REQUIREMENT: Return all lines where the word "Raphidiopsis" can be found.
|---|
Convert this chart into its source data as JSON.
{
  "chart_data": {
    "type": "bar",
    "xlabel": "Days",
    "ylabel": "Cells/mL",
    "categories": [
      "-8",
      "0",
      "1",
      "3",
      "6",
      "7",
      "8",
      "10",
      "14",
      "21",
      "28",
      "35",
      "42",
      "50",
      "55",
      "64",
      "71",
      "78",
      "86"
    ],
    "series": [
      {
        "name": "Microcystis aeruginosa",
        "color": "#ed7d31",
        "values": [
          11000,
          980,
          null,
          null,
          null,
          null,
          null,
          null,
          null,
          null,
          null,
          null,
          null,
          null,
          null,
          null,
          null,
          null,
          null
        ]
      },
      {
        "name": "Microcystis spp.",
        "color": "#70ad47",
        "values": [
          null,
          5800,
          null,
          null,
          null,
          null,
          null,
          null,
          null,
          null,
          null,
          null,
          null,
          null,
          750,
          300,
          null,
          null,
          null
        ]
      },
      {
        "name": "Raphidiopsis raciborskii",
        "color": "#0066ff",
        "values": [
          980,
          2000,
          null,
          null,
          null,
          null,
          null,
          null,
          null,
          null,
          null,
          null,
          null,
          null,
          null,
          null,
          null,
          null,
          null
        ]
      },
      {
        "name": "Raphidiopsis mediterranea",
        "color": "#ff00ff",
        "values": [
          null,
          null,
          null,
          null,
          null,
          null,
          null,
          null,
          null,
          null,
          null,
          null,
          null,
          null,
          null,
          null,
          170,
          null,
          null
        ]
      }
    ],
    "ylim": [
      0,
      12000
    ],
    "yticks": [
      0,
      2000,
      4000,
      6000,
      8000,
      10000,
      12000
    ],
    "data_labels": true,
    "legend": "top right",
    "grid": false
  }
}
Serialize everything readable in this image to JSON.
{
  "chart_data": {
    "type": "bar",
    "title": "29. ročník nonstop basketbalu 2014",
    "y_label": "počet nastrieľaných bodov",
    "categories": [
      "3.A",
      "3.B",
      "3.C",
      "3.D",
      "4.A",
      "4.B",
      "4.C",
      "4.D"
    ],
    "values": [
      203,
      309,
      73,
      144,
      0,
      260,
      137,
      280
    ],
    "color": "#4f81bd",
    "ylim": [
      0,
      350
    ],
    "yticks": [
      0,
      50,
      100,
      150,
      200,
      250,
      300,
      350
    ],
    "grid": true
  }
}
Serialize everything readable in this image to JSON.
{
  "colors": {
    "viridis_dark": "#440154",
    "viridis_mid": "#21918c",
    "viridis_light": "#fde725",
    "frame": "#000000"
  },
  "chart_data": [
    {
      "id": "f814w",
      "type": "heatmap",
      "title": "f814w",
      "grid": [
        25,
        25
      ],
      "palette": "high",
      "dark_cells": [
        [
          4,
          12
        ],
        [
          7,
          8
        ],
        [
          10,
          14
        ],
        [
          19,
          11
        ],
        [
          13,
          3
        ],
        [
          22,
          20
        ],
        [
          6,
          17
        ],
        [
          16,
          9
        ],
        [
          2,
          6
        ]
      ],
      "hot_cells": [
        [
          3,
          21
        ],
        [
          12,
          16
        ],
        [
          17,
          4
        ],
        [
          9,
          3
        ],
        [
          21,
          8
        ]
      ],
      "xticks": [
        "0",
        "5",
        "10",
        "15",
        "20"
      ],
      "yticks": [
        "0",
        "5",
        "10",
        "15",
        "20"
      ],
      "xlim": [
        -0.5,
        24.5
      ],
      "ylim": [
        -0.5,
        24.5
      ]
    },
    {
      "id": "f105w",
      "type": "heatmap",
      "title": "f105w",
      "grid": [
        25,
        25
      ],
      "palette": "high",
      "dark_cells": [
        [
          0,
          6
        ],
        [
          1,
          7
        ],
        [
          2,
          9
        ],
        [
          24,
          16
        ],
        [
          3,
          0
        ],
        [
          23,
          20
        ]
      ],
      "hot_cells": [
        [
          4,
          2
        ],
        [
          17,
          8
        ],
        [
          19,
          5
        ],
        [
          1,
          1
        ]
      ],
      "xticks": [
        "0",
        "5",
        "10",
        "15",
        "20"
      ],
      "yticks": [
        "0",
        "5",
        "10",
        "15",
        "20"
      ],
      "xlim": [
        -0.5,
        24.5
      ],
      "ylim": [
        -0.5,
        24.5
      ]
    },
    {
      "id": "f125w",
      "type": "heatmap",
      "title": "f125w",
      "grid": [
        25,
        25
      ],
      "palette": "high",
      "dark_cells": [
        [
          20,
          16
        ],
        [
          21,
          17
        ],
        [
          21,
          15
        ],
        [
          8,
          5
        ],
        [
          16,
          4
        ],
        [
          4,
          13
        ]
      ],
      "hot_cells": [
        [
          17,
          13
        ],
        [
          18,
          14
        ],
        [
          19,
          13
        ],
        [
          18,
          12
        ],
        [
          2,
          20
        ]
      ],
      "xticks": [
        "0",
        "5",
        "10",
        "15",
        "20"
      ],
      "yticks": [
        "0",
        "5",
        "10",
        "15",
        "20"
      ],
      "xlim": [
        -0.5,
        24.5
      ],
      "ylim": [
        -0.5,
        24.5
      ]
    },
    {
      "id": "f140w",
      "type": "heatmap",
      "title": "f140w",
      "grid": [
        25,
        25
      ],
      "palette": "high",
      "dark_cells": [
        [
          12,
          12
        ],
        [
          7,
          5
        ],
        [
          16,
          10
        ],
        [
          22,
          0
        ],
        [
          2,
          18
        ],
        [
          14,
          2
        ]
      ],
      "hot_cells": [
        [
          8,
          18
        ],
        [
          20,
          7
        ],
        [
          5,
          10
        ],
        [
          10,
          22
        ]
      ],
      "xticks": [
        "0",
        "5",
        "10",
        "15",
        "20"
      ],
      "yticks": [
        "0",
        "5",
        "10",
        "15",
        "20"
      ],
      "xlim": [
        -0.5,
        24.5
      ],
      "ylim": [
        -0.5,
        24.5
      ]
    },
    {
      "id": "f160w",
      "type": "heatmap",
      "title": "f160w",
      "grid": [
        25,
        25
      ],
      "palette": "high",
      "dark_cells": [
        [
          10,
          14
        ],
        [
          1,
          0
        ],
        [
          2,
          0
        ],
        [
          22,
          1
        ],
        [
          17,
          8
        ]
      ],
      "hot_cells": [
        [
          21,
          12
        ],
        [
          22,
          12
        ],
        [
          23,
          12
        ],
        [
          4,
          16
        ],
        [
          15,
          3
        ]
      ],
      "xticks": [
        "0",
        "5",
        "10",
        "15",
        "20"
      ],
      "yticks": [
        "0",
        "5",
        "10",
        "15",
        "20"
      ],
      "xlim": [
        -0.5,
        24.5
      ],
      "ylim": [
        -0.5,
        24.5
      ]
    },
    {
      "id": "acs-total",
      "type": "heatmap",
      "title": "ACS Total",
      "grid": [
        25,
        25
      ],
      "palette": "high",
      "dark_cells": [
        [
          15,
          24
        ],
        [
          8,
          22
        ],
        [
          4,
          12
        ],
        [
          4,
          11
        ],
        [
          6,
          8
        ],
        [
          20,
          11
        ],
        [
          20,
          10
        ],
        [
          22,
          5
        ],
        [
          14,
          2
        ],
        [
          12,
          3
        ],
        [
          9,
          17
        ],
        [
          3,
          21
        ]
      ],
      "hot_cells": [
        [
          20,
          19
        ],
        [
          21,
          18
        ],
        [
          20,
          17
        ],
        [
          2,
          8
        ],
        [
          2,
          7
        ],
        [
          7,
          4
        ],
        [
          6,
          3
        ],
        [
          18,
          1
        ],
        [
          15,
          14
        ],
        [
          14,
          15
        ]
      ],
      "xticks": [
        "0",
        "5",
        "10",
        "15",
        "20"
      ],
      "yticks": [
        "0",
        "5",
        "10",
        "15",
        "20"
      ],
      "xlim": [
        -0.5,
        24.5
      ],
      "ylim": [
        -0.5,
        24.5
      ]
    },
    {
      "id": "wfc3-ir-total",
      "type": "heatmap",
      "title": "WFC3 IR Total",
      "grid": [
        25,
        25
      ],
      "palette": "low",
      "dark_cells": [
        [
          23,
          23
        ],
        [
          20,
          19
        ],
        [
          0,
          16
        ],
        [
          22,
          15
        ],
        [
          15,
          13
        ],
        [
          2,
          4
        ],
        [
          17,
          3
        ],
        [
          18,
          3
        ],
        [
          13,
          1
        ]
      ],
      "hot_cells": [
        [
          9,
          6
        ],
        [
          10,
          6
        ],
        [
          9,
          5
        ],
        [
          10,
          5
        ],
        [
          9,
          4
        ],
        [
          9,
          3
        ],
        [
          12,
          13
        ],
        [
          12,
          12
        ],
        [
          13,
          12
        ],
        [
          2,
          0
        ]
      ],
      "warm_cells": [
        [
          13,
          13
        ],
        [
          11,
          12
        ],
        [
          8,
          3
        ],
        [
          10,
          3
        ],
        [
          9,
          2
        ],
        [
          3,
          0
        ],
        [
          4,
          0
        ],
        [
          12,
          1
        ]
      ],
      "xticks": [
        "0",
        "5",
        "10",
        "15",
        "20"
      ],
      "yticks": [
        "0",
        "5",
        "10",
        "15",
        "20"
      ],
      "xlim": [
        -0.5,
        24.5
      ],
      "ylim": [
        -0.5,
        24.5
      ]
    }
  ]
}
|---|
RESPONSE TO THIS TASK:
        "name": "Raphidiopsis raciborskii",
        "name": "Raphidiopsis mediterranea",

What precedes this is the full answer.